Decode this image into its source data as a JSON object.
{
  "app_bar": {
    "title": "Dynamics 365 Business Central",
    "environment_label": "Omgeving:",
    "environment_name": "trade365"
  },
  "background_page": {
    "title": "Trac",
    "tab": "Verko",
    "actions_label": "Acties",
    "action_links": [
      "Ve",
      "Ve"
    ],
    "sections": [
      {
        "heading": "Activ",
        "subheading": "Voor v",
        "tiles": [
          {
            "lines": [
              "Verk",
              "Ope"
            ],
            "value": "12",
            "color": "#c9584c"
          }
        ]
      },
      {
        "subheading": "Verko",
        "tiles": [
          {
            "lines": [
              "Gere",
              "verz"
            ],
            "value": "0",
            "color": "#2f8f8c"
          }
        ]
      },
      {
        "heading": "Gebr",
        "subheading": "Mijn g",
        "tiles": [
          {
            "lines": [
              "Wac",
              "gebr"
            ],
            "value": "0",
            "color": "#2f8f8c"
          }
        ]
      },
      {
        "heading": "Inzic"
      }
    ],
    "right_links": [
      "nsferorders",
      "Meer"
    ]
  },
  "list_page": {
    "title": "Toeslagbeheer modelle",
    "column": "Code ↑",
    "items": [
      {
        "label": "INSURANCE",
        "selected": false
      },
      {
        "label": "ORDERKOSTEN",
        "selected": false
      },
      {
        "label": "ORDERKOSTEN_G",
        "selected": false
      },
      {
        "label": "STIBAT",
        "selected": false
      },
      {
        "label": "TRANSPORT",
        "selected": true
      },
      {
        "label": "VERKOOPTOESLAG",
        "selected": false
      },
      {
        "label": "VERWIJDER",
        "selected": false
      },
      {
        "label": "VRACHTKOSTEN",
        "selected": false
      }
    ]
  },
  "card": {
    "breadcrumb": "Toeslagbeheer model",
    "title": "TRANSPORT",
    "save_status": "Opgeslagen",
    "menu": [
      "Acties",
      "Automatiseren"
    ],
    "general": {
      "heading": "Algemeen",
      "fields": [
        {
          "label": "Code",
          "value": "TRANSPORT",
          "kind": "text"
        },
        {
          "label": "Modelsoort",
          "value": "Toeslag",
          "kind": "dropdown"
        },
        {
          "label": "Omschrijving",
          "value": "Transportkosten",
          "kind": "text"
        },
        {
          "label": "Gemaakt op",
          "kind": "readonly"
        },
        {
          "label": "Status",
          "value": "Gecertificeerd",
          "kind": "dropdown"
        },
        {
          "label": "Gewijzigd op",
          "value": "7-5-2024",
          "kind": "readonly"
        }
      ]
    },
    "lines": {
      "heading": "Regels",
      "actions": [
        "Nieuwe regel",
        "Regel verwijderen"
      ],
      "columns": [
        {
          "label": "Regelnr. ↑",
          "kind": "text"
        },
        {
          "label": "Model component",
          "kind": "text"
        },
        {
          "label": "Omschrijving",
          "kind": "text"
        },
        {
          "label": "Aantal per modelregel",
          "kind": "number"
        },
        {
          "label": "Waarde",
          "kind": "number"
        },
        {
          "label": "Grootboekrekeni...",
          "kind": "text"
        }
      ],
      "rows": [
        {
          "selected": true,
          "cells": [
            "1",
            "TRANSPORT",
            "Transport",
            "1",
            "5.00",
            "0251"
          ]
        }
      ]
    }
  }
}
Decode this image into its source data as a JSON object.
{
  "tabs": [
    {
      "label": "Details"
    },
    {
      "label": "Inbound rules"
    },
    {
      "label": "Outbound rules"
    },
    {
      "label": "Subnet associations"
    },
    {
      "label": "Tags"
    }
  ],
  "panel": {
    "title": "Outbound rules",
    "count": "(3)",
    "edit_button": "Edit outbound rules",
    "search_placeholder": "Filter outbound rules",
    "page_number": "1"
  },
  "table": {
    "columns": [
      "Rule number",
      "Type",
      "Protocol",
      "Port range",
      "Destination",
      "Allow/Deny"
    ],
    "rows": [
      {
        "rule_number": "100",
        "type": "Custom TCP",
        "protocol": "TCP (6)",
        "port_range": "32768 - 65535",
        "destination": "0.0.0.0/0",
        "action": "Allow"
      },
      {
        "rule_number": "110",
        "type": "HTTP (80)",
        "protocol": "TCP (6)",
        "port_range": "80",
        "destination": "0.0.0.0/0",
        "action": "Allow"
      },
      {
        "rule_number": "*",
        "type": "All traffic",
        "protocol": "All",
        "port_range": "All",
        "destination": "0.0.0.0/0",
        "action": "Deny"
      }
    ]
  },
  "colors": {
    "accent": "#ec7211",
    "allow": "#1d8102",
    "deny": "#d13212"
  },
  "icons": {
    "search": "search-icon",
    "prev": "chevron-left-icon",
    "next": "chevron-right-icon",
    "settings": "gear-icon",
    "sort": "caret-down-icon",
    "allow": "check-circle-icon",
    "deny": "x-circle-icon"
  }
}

========================

TASK INSTRUCTIONS: Answer only with how many lines in the records include "Toeslagbeheer".

SOLUTION FOR THIS EXERCISE: 2